Teks Kutipan:
──────────────────────────────

Mengenai perubahan iklim, Sopa mengatakan hubungan manusia dengan manusia tidak sekedar manusia dalam makna utuh. Tapi di dalam hubungan manusia dengan manusia juga juga bermakna bagaimana hubungan manusia dengan alam.
“Alam semesta itu untuk manusia. Kerusakan alam yang terjadi juga disebabkan oleh manusia yang berdampak kepada anak cucu kita dan berdampak juga pada pelakunya,” ungkapnya.
Sopa menjelaskan, kesadaran umat Islam tentang perubahan iklim yang dipahami masyarakat sebagai takdir harus dilihat lagi maknanya sebagai sesuatu yang bisa diubah dalam arti bisa dimitigasi.
“Ada proses pencegahan jika sudah diketahui dampaknya,” imbuhnya.
Sebelum Musyawarah Nasional Majelis Tarjih Tahun 2020, sebut Sopa, salah satu topik kajian pra munas adalah tentang salat istisqo dan dan perubahan iklim.
Dia mengatakan, curah hujan yang tidak pasti dan kemarau yang panjang memicu ikhtiar banyak orang untuk melakukan salat istisqo dan doa. Dalam diskusi inilah, sambung Sopa, istilah dosa ekologis itu muncul. Dosa ekologis adalah dosa yang berangkat dari kerusakan alam perbuatan ulah manusia.

──────────────────────────────

Bahan yang Diberikan:

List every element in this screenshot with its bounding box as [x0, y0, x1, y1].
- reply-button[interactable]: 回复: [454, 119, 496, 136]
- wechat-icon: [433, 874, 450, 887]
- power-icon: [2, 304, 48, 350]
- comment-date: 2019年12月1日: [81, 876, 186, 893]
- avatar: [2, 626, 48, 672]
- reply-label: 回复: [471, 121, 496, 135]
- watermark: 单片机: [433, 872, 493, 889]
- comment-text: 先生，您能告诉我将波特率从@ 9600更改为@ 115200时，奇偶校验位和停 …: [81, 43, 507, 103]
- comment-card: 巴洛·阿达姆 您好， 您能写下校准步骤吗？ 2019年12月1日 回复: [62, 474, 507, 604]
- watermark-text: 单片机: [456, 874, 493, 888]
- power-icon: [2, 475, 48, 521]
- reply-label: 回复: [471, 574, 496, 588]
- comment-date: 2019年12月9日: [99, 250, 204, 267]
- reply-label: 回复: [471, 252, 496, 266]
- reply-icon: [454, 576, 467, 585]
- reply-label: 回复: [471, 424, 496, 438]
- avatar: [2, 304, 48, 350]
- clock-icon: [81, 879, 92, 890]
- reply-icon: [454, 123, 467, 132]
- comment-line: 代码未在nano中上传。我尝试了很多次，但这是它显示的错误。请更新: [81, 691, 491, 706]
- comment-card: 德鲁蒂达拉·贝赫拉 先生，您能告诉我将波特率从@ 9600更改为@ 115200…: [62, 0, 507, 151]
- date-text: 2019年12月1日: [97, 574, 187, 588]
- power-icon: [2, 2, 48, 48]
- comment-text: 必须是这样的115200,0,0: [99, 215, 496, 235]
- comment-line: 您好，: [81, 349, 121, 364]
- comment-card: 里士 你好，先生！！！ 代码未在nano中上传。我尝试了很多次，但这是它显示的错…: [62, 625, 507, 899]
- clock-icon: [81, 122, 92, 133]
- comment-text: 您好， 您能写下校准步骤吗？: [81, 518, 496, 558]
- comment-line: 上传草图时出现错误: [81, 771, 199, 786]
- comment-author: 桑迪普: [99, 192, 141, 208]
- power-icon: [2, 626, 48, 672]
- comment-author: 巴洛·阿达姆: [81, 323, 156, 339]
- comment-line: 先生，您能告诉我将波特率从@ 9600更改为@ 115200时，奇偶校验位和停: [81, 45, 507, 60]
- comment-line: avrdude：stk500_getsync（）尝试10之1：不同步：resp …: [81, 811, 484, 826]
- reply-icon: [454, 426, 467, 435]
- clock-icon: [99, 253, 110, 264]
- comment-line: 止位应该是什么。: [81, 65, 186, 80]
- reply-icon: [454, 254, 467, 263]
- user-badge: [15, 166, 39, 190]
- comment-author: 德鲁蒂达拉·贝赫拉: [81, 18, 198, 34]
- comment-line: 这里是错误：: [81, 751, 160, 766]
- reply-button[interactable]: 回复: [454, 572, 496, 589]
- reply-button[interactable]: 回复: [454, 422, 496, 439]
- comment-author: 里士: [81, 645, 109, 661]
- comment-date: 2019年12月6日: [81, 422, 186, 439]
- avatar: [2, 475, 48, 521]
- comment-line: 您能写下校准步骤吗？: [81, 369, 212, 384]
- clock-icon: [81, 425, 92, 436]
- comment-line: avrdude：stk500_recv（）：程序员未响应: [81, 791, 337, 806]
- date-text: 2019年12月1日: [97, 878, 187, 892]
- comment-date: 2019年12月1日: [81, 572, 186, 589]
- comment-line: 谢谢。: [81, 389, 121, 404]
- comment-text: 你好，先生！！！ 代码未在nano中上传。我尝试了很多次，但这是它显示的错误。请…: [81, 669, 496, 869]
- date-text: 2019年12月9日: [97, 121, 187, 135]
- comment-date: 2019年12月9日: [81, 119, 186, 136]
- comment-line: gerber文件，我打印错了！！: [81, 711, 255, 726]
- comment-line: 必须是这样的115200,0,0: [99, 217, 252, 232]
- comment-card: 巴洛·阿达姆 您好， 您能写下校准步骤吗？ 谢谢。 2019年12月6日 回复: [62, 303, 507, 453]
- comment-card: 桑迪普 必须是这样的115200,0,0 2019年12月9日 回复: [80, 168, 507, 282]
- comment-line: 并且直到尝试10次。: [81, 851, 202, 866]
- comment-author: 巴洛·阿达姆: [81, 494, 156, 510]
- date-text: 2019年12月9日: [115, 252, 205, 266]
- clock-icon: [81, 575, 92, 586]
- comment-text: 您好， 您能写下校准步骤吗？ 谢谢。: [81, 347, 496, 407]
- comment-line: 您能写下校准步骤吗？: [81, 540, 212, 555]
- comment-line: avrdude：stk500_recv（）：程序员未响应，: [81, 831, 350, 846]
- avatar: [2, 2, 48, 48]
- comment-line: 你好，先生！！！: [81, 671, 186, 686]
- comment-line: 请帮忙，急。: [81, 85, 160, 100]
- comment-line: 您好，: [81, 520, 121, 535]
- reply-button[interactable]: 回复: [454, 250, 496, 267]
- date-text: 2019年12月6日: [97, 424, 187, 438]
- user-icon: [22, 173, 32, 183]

──────────────────────────────

Daftar Tugas:
(a) Menurut teks tentang perubahan iklim, apa salah satu topik kajian pra munas sebelum Musyawarah Nasional Majelis Tarjih Tahun 2020?
(b) Teruskan teks tentang perubahan iklim dan dosa ekologis mulai setelah kalimat terakhirnya.
Catatan itu adalah bahan tersendiri yang terpisah dari teks kutipan.

Jawaban:
(a) Salat istisqo dan perubahan iklim.

(b)
“Memahami dosa dan maksiat itu tidak hanya seperti yang kita pahami. Jadi dikaji kembali maka ada istilah dosa ekologis,” papar Sopa.
Baginya, kemarau yang panjang itu sunatullah, maka ia bisa dipelajari dan bisa dihitung secara saintifik. “Dari topik itu berkembang dan menghasilkan produk kajian tarjih berupa Fikih Air dan Fikih Kebencanaan,” sebutnya.
Adapun rumusan dari dokumen produk tarjih tersebut, lanjut Sopa, pada intinya memberikan dasar teologis yang kuat bagi seorang muslim agar bersikap terhadap perubahan iklim. Dimana Fikih Kebencanaan menyajikan suatu sikap bagi seorang muslim untuk bersungguh-sungguh dalam merespon perubahan iklim dan dampaknya melalui mitigasi bencana.
“Dari sini sebetulnya bisa menjadi panduan moral dan etik yang akan melahirkan kerangka dasar yuridis. Prinsip universal sebagai kaidah digunakan untuk tolak ukur menyusun regulasi dan membuat program yang konkrit misalnya dalam tata kelola air dan lainnya,” terangnya.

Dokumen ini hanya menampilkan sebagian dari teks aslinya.